* start *

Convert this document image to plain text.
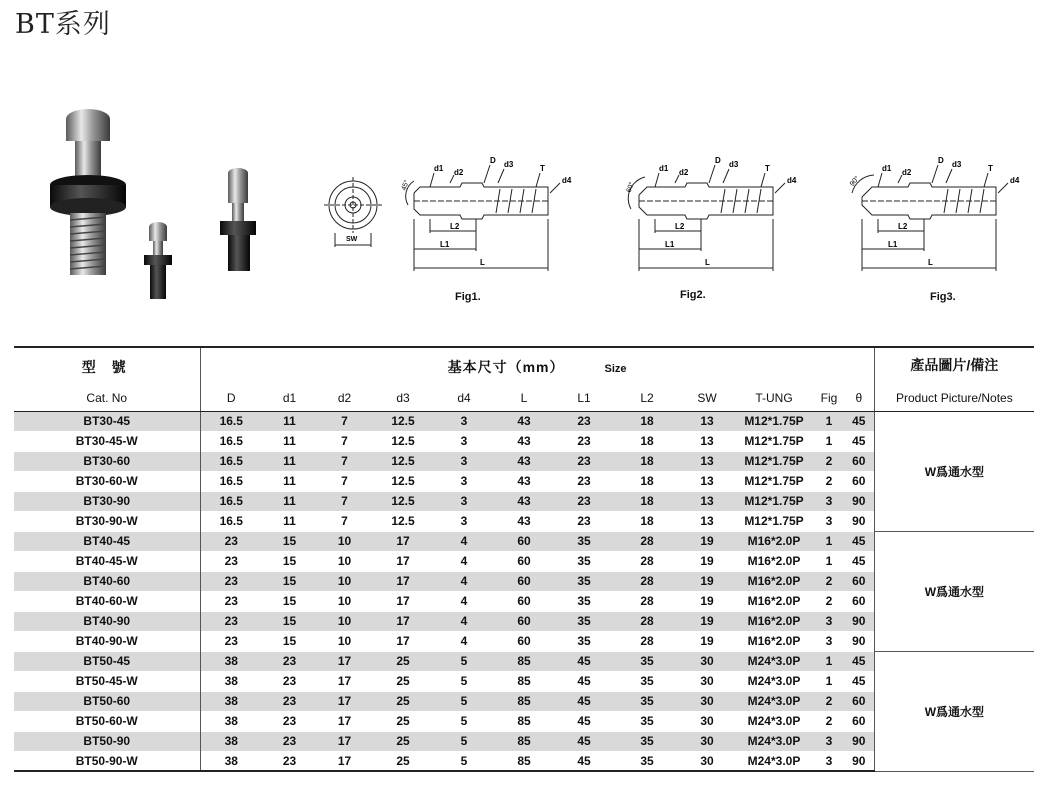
BT系列
SW
45°
d1 d2
D d3	T
d4
L2
L1
L
Fig1.
60°
d1 d2
D d3	T
d4
L2
L1
L
Fig2.
90°
d1 d2
D d3	T
d4
L2
L1
L
Fig3.
型 號	基本尺寸（mm） Size												產品圖片/備注

Cat. No	D	d1	d2	d3	d4	L	L1	L2	SW	T-UNG	Fig	θ	Product Picture/Notes
BT30-45	16.5	11	7	12.5	3	43	23	18	13	M12*1.75P	1	45	W爲通水型
BT30-45-W	16.5	11	7	12.5	3	43	23	18	13	M12*1.75P	1	45	
BT30-60	16.5	11	7	12.5	3	43	23	18	13	M12*1.75P	2	60	
BT30-60-W	16.5	11	7	12.5	3	43	23	18	13	M12*1.75P	2	60	
BT30-90	16.5	11	7	12.5	3	43	23	18	13	M12*1.75P	3	90	
BT30-90-W	16.5	11	7	12.5	3	43	23	18	13	M12*1.75P	3	90	
BT40-45	23	15	10	17	4	60	35	28	19	M16*2.0P	1	45	W爲通水型
BT40-45-W	23	15	10	17	4	60	35	28	19	M16*2.0P	1	45	
BT40-60	23	15	10	17	4	60	35	28	19	M16*2.0P	2	60	
BT40-60-W	23	15	10	17	4	60	35	28	19	M16*2.0P	2	60	
BT40-90	23	15	10	17	4	60	35	28	19	M16*2.0P	3	90	
BT40-90-W	23	15	10	17	4	60	35	28	19	M16*2.0P	3	90	
BT50-45	38	23	17	25	5	85	45	35	30	M24*3.0P	1	45	W爲通水型
BT50-45-W	38	23	17	25	5	85	45	35	30	M24*3.0P	1	45	
BT50-60	38	23	17	25	5	85	45	35	30	M24*3.0P	2	60	
BT50-60-W	38	23	17	25	5	85	45	35	30	M24*3.0P	2	60	
BT50-90	38	23	17	25	5	85	45	35	30	M24*3.0P	3	90	
BT50-90-W	38	23	17	25	5	85	45	35	30	M24*3.0P	3	90	
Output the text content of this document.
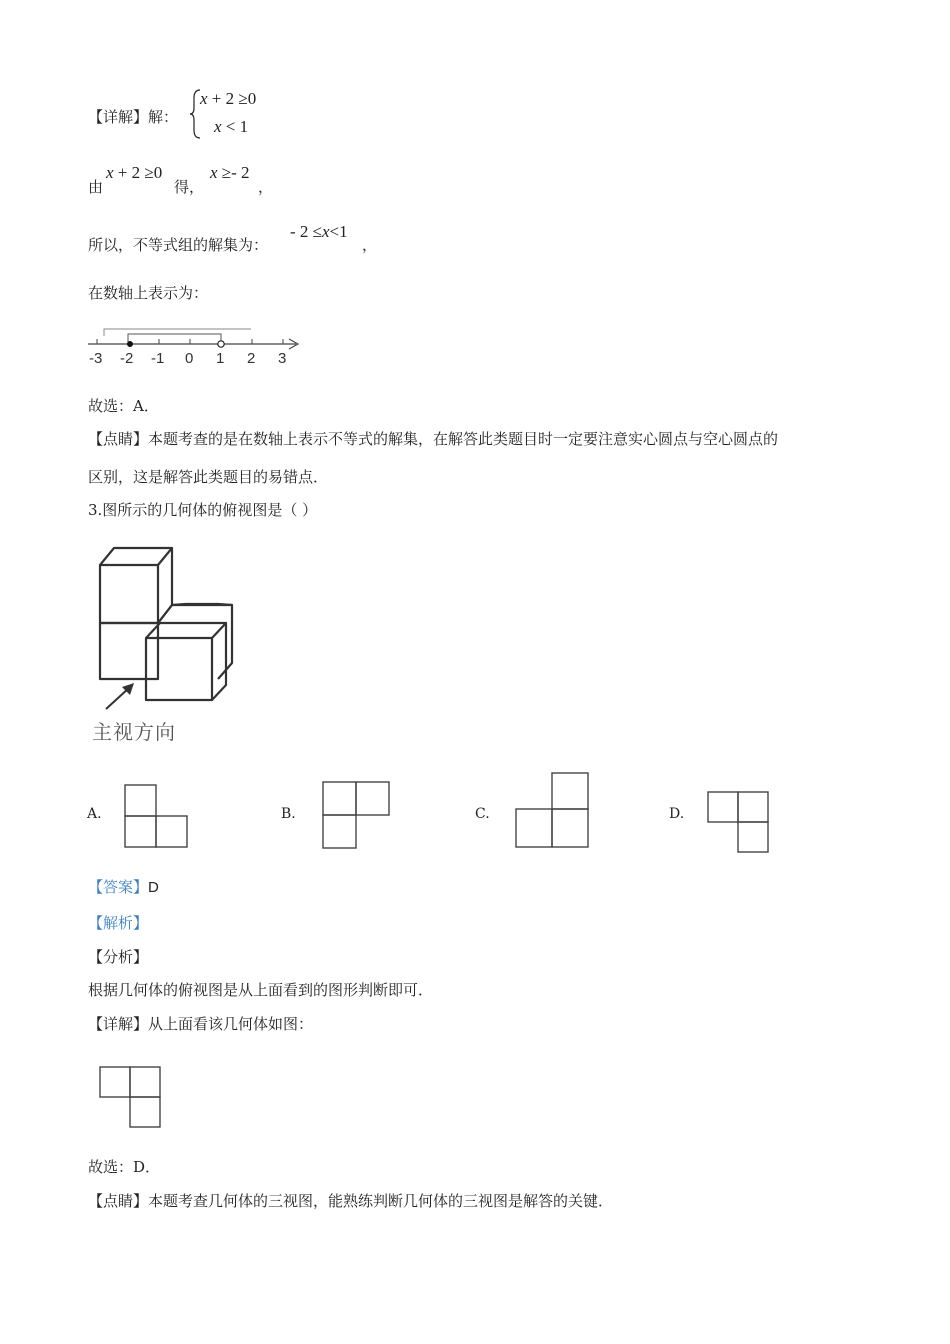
【详解】解：
x + 2 ≥0
x < 1
由
x + 2 ≥0
得，
x ≥- 2
，
所以，不等式组的解集为：
- 2 ≤x<1
，
在数轴上表示为：
-3 -2 -1 0 1 2 3
故选：A．
【点睛】本题考查的是在数轴上表示不等式的解集，在解答此类题目时一定要注意实心圆点与空心圆点的
区别，这是解答此类题目的易错点．
3.图所示的几何体的俯视图是（ ）
主视方向
A.	B.	C.	D.
【答案】D
【解析】
【分析】
根据几何体的俯视图是从上面看到的图形判断即可．
【详解】从上面看该几何体如图：
故选：D．
【点睛】本题考查几何体的三视图，能熟练判断几何体的三视图是解答的关键．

* end *

Please list every line of the records that contains "text".

** ANSWER BELOW **
Convert this document image to plain text.
Output the text content of this document.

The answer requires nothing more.